◆ What needs to be done: Would you retype, word for word, the line with "What data populates" and every line after it through the end of the records below?

** begin Available records **

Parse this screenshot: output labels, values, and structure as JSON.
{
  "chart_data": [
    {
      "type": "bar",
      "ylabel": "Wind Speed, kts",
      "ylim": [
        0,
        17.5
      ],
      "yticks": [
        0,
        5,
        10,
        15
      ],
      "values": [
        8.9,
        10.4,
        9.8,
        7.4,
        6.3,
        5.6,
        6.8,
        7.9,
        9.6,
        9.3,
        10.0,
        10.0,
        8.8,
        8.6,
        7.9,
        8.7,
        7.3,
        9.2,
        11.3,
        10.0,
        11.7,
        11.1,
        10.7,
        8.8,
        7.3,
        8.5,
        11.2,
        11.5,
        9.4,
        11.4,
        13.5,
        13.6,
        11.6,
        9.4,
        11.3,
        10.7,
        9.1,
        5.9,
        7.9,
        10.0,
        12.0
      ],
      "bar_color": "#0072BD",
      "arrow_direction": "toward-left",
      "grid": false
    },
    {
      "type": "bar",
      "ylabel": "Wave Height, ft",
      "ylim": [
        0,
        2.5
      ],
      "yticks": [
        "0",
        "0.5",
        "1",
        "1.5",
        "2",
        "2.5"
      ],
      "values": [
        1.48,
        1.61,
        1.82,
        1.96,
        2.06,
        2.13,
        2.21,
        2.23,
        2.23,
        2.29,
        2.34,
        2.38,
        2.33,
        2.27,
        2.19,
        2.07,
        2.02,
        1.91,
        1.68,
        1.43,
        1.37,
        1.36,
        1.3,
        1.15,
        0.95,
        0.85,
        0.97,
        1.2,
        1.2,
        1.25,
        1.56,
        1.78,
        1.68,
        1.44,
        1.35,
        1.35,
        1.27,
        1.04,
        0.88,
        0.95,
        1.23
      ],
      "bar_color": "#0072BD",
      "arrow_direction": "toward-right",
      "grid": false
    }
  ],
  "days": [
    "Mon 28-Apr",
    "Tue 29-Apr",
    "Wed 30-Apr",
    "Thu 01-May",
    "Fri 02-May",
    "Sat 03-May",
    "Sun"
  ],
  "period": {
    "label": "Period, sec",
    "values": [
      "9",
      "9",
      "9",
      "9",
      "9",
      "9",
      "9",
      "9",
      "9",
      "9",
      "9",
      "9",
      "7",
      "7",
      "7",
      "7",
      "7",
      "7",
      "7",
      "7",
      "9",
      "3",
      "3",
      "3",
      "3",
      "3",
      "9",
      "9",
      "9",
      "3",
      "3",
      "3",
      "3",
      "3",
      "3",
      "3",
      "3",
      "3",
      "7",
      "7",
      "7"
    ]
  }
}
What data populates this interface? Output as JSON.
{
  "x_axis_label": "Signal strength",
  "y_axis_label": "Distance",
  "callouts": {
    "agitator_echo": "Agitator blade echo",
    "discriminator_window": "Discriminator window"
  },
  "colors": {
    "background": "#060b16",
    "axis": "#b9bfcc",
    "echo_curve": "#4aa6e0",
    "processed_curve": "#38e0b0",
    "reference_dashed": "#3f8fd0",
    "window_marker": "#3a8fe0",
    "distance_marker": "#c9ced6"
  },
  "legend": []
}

** end Available records **

◆ Answer to this task:
What data populates this interface? Output as JSON.
{
  "x_axis_label": "Signal strength",
  "y_axis_label": "Distance",
  "callouts": {
    "agitator_echo": "Agitator blade echo",
    "discriminator_window": "Discriminator window"
  },
  "colors": {
    "background": "#060b16",
    "axis": "#b9bfcc",
    "echo_curve": "#4aa6e0",
    "processed_curve": "#38e0b0",
    "reference_dashed": "#3f8fd0",
    "window_marker": "#3a8fe0",
    "distance_marker": "#c9ced6"
  },
  "legend": []
}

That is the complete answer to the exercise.